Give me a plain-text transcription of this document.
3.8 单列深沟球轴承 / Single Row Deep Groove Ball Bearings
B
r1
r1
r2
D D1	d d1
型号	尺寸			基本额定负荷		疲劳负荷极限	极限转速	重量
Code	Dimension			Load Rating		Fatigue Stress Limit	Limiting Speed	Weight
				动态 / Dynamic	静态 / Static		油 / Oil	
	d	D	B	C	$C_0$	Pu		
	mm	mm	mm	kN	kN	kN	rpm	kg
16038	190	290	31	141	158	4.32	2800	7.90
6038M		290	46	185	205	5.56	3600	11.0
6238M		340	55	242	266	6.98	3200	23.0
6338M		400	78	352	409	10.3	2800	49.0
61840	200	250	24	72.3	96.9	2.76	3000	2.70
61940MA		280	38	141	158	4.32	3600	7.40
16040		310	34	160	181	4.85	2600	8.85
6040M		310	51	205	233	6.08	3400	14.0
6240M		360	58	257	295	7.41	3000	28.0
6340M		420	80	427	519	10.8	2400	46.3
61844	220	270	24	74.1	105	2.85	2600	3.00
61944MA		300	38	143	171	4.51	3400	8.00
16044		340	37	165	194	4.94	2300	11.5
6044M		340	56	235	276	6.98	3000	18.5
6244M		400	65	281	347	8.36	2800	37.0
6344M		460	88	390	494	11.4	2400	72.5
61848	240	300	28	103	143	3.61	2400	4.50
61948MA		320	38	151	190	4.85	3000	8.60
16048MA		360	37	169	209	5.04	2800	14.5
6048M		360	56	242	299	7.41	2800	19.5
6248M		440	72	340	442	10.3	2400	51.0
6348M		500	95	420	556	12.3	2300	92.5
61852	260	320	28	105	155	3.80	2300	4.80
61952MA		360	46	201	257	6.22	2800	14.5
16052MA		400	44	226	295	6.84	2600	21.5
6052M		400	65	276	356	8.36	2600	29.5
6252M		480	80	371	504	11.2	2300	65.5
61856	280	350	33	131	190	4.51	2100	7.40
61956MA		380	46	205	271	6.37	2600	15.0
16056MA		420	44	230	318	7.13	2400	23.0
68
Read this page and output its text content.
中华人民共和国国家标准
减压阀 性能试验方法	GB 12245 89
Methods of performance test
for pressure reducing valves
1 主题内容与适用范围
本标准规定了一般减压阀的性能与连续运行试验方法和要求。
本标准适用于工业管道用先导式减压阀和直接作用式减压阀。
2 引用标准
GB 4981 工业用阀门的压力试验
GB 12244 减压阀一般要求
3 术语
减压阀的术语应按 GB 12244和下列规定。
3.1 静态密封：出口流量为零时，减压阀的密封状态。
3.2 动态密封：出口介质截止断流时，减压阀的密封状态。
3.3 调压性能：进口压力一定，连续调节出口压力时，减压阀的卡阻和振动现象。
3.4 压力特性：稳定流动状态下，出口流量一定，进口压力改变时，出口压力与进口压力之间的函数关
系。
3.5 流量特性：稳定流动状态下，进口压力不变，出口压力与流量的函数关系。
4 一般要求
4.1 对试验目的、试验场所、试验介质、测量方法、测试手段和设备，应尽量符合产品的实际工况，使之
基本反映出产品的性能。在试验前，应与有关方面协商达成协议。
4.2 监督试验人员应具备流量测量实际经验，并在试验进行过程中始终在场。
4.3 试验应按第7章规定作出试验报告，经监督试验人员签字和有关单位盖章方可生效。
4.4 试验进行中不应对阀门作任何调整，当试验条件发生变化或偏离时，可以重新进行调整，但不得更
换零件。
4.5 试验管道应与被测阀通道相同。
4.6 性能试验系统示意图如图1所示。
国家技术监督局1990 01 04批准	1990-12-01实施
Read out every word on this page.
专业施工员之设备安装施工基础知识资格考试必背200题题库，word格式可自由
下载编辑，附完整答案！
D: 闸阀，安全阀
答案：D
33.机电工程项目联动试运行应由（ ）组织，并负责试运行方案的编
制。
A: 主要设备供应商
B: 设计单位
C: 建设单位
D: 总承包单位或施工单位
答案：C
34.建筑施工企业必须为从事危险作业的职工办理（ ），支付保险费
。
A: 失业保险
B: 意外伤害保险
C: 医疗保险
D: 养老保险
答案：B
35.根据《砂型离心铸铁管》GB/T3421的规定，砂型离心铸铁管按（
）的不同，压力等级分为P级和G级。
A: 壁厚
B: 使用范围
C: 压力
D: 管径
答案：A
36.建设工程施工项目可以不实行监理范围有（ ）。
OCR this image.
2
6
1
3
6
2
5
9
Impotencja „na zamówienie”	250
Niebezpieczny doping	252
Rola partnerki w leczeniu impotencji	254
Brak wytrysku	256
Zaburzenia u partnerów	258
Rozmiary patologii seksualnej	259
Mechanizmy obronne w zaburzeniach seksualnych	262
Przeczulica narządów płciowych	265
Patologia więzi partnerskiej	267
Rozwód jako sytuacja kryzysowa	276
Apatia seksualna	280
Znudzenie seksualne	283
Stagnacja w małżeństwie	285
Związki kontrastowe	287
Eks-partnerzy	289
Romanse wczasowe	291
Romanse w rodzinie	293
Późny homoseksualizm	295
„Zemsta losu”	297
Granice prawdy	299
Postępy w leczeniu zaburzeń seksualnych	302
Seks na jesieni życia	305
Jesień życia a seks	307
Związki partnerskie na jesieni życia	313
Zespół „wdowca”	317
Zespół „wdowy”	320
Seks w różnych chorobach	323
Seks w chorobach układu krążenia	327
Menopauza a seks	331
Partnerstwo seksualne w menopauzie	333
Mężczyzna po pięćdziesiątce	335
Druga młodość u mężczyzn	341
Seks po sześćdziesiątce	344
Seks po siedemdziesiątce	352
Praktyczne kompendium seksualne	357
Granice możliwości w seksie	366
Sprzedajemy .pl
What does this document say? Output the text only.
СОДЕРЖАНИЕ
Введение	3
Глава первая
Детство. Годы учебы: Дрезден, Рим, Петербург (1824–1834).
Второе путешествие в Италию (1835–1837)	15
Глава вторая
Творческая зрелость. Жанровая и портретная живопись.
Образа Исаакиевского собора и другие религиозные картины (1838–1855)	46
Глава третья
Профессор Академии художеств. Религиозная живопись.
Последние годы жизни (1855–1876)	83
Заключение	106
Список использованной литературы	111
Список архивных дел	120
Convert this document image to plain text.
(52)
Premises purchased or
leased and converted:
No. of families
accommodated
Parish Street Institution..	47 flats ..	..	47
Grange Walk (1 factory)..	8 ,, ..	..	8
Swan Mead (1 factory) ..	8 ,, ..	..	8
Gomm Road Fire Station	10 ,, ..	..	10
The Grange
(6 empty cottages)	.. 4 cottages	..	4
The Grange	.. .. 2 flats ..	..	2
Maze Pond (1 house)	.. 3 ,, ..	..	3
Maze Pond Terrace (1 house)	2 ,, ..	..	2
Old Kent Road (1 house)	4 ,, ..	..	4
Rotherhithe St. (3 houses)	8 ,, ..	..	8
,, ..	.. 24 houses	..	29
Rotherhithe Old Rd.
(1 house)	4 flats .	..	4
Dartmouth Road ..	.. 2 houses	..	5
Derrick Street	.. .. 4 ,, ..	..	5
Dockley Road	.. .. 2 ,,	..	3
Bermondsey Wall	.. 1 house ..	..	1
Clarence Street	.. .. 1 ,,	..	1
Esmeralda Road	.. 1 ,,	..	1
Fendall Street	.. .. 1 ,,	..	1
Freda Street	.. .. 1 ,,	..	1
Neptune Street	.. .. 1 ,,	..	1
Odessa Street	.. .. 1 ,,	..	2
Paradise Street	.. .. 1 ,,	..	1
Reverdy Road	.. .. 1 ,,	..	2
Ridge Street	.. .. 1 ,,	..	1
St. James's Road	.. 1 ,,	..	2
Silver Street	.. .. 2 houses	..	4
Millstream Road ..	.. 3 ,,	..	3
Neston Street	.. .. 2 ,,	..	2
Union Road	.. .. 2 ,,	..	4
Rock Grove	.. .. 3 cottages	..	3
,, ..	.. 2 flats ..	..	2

============

[Task statement] Repeat only the stretch of lines that begins at the line containing "What does this" and ends at the last line above, both included.

[The output]
What does this document say? Output the text only.
СОДЕРЖАНИЕ
Введение	3
Глава первая
Детство. Годы учебы: Дрезден, Рим, Петербург (1824–1834).
Второе путешествие в Италию (1835–1837)	15
Глава вторая
Творческая зрелость. Жанровая и портретная живопись.
Образа Исаакиевского собора и другие религиозные картины (1838–1855)	46
Глава третья
Профессор Академии художеств. Религиозная живопись.
Последние годы жизни (1855–1876)	83
Заключение	106
Список использованной литературы	111
Список архивных дел	120
Convert this document image to plain text.
(52)
Premises purchased or
leased and converted:
No. of families
accommodated
Parish Street Institution..	47 flats ..	..	47
Grange Walk (1 factory)..	8 ,, ..	..	8
Swan Mead (1 factory) ..	8 ,, ..	..	8
Gomm Road Fire Station	10 ,, ..	..	10
The Grange
(6 empty cottages)	.. 4 cottages	..	4
The Grange	.. .. 2 flats ..	..	2
Maze Pond (1 house)	.. 3 ,, ..	..	3
Maze Pond Terrace (1 house)	2 ,, ..	..	2
Old Kent Road (1 house)	4 ,, ..	..	4
Rotherhithe St. (3 houses)	8 ,, ..	..	8
,, ..	.. 24 houses	..	29
Rotherhithe Old Rd.
(1 house)	4 flats .	..	4
Dartmouth Road ..	.. 2 houses	..	5
Derrick Street	.. .. 4 ,, ..	..	5
Dockley Road	.. .. 2 ,,	..	3
Bermondsey Wall	.. 1 house ..	..	1
Clarence Street	.. .. 1 ,,	..	1
Esmeralda Road	.. 1 ,,	..	1
Fendall Street	.. .. 1 ,,	..	1
Freda Street	.. .. 1 ,,	..	1
Neptune Street	.. .. 1 ,,	..	1
Odessa Street	.. .. 1 ,,	..	2
Paradise Street	.. .. 1 ,,	..	1
Reverdy Road	.. .. 1 ,,	..	2
Ridge Street	.. .. 1 ,,	..	1
St. James's Road	.. 1 ,,	..	2
Silver Street	.. .. 2 houses	..	4
Millstream Road ..	.. 3 ,,	..	3
Neston Street	.. .. 2 ,,	..	2
Union Road	.. .. 2 ,,	..	4
Rock Grove	.. .. 3 cottages	..	3
,, ..	.. 2 flats ..	..	2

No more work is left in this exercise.